WORK REQUIRED -> Filter the entries below, keeping every line that has the word "genre".

━━━━━━━━

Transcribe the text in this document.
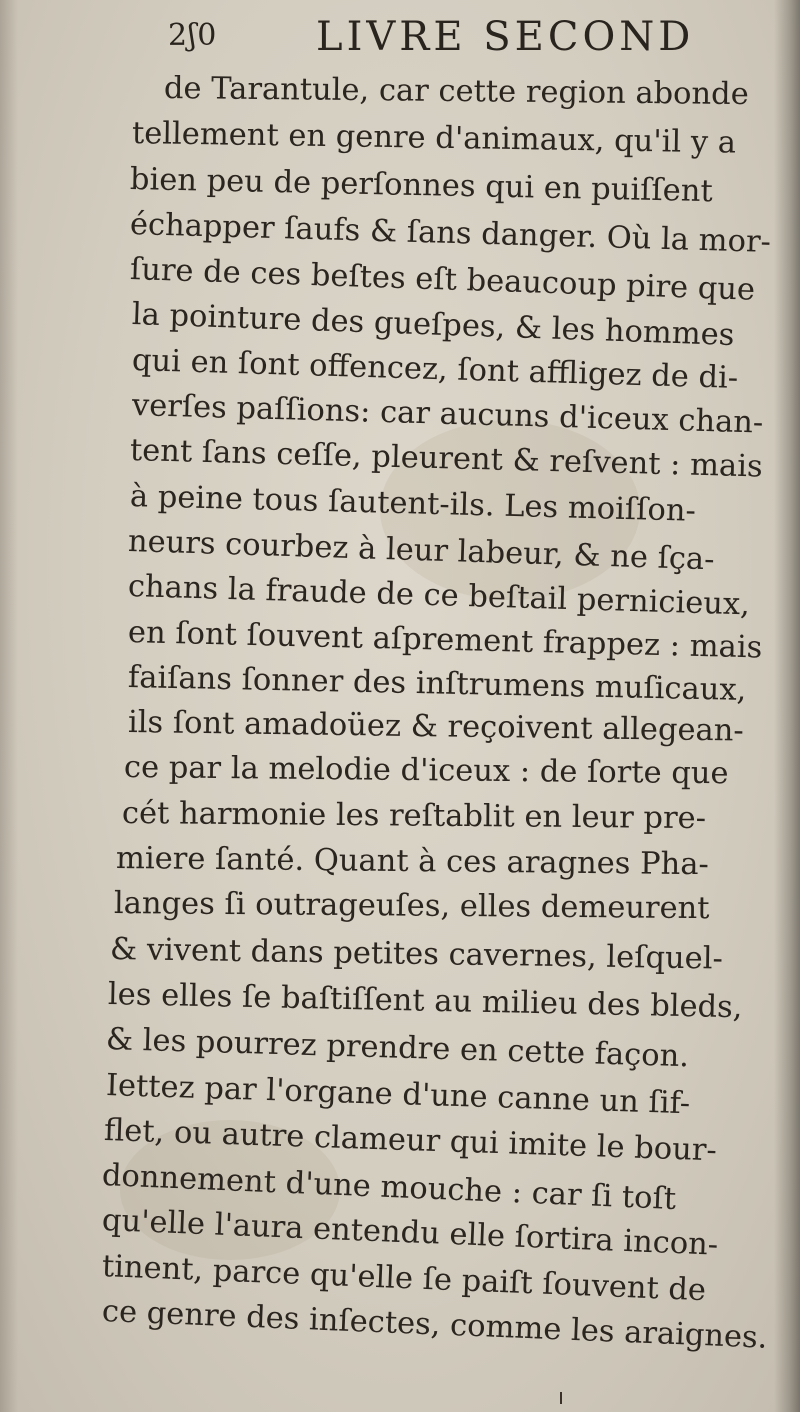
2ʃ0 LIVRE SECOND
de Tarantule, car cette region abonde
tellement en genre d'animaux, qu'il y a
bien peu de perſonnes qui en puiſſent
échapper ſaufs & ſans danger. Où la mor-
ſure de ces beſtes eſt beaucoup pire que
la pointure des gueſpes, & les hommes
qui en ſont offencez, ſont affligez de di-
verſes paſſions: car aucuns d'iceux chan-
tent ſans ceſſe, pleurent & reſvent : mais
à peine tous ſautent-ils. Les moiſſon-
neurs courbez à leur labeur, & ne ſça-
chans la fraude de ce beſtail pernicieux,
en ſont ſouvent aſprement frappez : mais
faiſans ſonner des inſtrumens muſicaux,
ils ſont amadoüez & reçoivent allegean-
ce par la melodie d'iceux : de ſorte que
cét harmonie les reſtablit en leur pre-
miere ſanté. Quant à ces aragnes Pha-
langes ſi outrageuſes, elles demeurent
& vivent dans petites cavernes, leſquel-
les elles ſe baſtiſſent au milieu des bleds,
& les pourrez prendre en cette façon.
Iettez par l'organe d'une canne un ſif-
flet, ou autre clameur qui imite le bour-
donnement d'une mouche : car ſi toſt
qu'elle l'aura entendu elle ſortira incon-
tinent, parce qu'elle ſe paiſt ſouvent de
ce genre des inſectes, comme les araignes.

━━━━━━━━

THE ANSWER ->
tellement en genre d'animaux, qu'il y a
ce genre des inſectes, comme les araignes.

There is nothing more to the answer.